▶ THE TASK
Find the lines holding the string "Gordon" in the data, then copy all of them.

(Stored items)
---+---

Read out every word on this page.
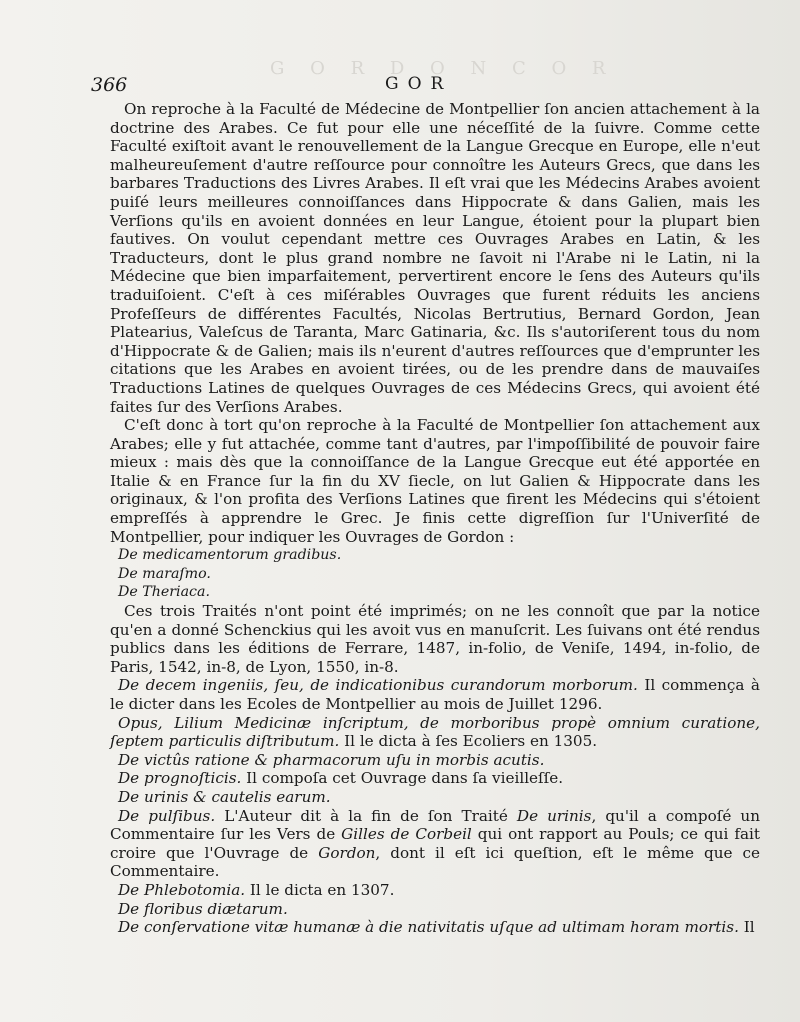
G O R D O N C O R
366	GOR

On reproche à la Faculté de Médecine de Montpellier ſon ancien attachement à la doctrine des Arabes. Ce fut pour elle une néceſſité de la ſuivre. Comme cette Faculté exiſtoit avant le renouvellement de la Langue Grecque en Europe, elle n'eut malheureuſement d'autre reſſource pour connoître les Auteurs Grecs, que dans les barbares Traductions des Livres Arabes. Il eſt vrai que les Médecins Arabes avoient puiſé leurs meilleures connoiſſances dans Hippocrate & dans Galien, mais les Verſions qu'ils en avoient données en leur Langue, étoient pour la plupart bien fautives. On voulut cependant mettre ces Ouvrages Arabes en Latin, & les Traducteurs, dont le plus grand nombre ne ſavoit ni l'Arabe ni le Latin, ni la Médecine que bien imparfaitement, pervertirent encore le ſens des Auteurs qu'ils traduiſoient. C'eſt à ces miſérables Ouvrages que furent réduits les anciens Profeſſeurs de différentes Facultés, Nicolas Bertrutius, Bernard Gordon, Jean Platearius, Valeſcus de Taranta, Marc Gatinaria, &c. Ils s'autoriſerent tous du nom d'Hippocrate & de Galien; mais ils n'eurent d'autres reſſources que d'emprunter les citations que les Arabes en avoient tirées, ou de les prendre dans de mauvaiſes Traductions Latines de quelques Ouvrages de ces Médecins Grecs, qui avoient été faites ſur des Verſions Arabes.

C'eſt donc à tort qu'on reproche à la Faculté de Montpellier ſon attachement aux Arabes; elle y fut attachée, comme tant d'autres, par l'impoſſibilité de pouvoir faire mieux : mais dès que la connoiſſance de la Langue Grecque eut été apportée en Italie & en France ſur la fin du XV ſiecle, on lut Galien & Hippocrate dans les originaux, & l'on profita des Verſions Latines que firent les Médecins qui s'étoient empreſſés à apprendre le Grec. Je finis cette digreſſion ſur l'Univerſité de Montpellier, pour indiquer les Ouvrages de Gordon :

De medicamentorum gradibus.

De maraſmo.

De Theriaca.

Ces trois Traités n'ont point été imprimés; on ne les connoît que par la notice qu'en a donné Schenckius qui les avoit vus en manuſcrit. Les ſuivans ont été rendus publics dans les éditions de Ferrare, 1487, in-folio, de Veniſe, 1494, in-folio, de Paris, 1542, in-8, de Lyon, 1550, in-8.

De decem ingeniis, ſeu, de indicationibus curandorum morborum. Il commença à le dicter dans les Ecoles de Montpellier au mois de Juillet 1296.

Opus, Lilium Medicinæ inſcriptum, de morboribus propè omnium curatione, ſeptem particulis diſtributum. Il le dicta à ſes Ecoliers en 1305.

De victûs ratione & pharmacorum uſu in morbis acutis.

De prognoſticis. Il compoſa cet Ouvrage dans ſa vieilleſſe.

De urinis & cautelis earum.

De pulſibus. L'Auteur dit à la fin de ſon Traité De urinis, qu'il a compoſé un Commentaire ſur les Vers de Gilles de Corbeil qui ont rapport au Pouls; ce qui fait croire que l'Ouvrage de Gordon, dont il eſt ici queſtion, eſt le même que ce Commentaire.

De Phlebotomia. Il le dicta en 1307.

De floribus diætarum.

De conſervatione vitæ humanæ à die nativitatis uſque ad ultimam horam mortis. Il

---+---

▶ SOLUTION FOR THIS PROBLEM
On reproche à la Faculté de Médecine de Montpellier ſon ancien attachement à la doctrine des Arabes. Ce fut pour elle une néceſſité de la ſuivre. Comme cette Faculté exiſtoit avant le renouvellement de la Langue Grecque en Europe, elle n'eut malheureuſement d'autre reſſource pour connoître les Auteurs Grecs, que dans les barbares Traductions des Livres Arabes. Il eſt vrai que les Médecins Arabes avoient puiſé leurs meilleures connoiſſances dans Hippocrate & dans Galien, mais les Verſions qu'ils en avoient données en leur Langue, étoient pour la plupart bien fautives. On voulut cependant mettre ces Ouvrages Arabes en Latin, & les Traducteurs, dont le plus grand nombre ne ſavoit ni l'Arabe ni le Latin, ni la Médecine que bien imparfaitement, pervertirent encore le ſens des Auteurs qu'ils traduiſoient. C'eſt à ces miſérables Ouvrages que furent réduits les anciens Profeſſeurs de différentes Facultés, Nicolas Bertrutius, Bernard Gordon, Jean Platearius, Valeſcus de Taranta, Marc Gatinaria, &c. Ils s'autoriſerent tous du nom d'Hippocrate & de Galien; mais ils n'eurent d'autres reſſources que d'emprunter les citations que les Arabes en avoient tirées, ou de les prendre dans de mauvaiſes Traductions Latines de quelques Ouvrages de ces Médecins Grecs, qui avoient été faites ſur des Verſions Arabes.
C'eſt donc à tort qu'on reproche à la Faculté de Montpellier ſon attachement aux Arabes; elle y fut attachée, comme tant d'autres, par l'impoſſibilité de pouvoir faire mieux : mais dès que la connoiſſance de la Langue Grecque eut été apportée en Italie & en France ſur la fin du XV ſiecle, on lut Galien & Hippocrate dans les originaux, & l'on profita des Verſions Latines que firent les Médecins qui s'étoient empreſſés à apprendre le Grec. Je finis cette digreſſion ſur l'Univerſité de Montpellier, pour indiquer les Ouvrages de Gordon :
De pulſibus. L'Auteur dit à la fin de ſon Traité De urinis, qu'il a compoſé un Commentaire ſur les Vers de Gilles de Corbeil qui ont rapport au Pouls; ce qui fait croire que l'Ouvrage de Gordon, dont il eſt ici queſtion, eſt le même que ce Commentaire.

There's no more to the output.